# Exercise objective
Keep the images out and copy every entry below exactly.

# Records for the exercise
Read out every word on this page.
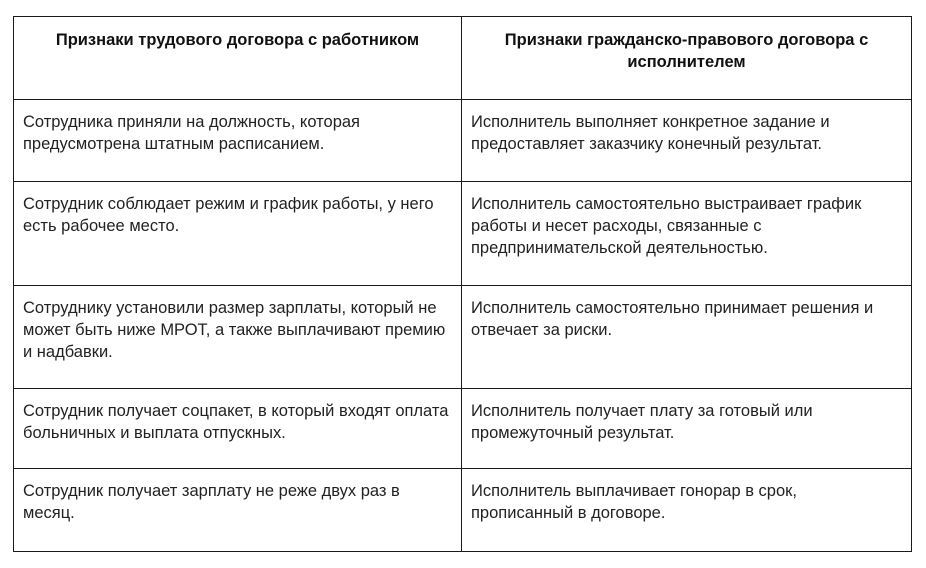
Признаки трудового договора с работником	Признаки гражданско-правового договора с исполнителем
Сотрудника приняли на должность, которая предусмотрена штатным расписанием.	Исполнитель выполняет конкретное задание и предоставляет заказчику конечный результат.
Сотрудник соблюдает режим и график работы, у него есть рабочее место.	Исполнитель самостоятельно выстраивает график работы и несет расходы, связанные с предпринимательской деятельностью.
Сотруднику установили размер зарплаты, который не может быть ниже МРОТ, а также выплачивают премию и надбавки.	Исполнитель самостоятельно принимает решения и отвечает за риски.
Сотрудник получает соцпакет, в который входят оплата больничных и выплата отпускных.	Исполнитель получает плату за готовый или промежуточный результат.
Сотрудник получает зарплату не реже двух раз в месяц.	Исполнитель выплачивает гонорар в срок, прописанный в договоре.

# Correct result
Read out every word on this page.
Признаки трудового договора с работником	Признаки гражданско-правового договора с исполнителем
Сотрудника приняли на должность, которая предусмотрена штатным расписанием.	Исполнитель выполняет конкретное задание и предоставляет заказчику конечный результат.
Сотрудник соблюдает режим и график работы, у него есть рабочее место.	Исполнитель самостоятельно выстраивает график работы и несет расходы, связанные с предпринимательской деятельностью.
Сотруднику установили размер зарплаты, который не может быть ниже МРОТ, а также выплачивают премию и надбавки.	Исполнитель самостоятельно принимает решения и отвечает за риски.
Сотрудник получает соцпакет, в который входят оплата больничных и выплата отпускных.	Исполнитель получает плату за готовый или промежуточный результат.
Сотрудник получает зарплату не реже двух раз в месяц.	Исполнитель выплачивает гонорар в срок, прописанный в договоре.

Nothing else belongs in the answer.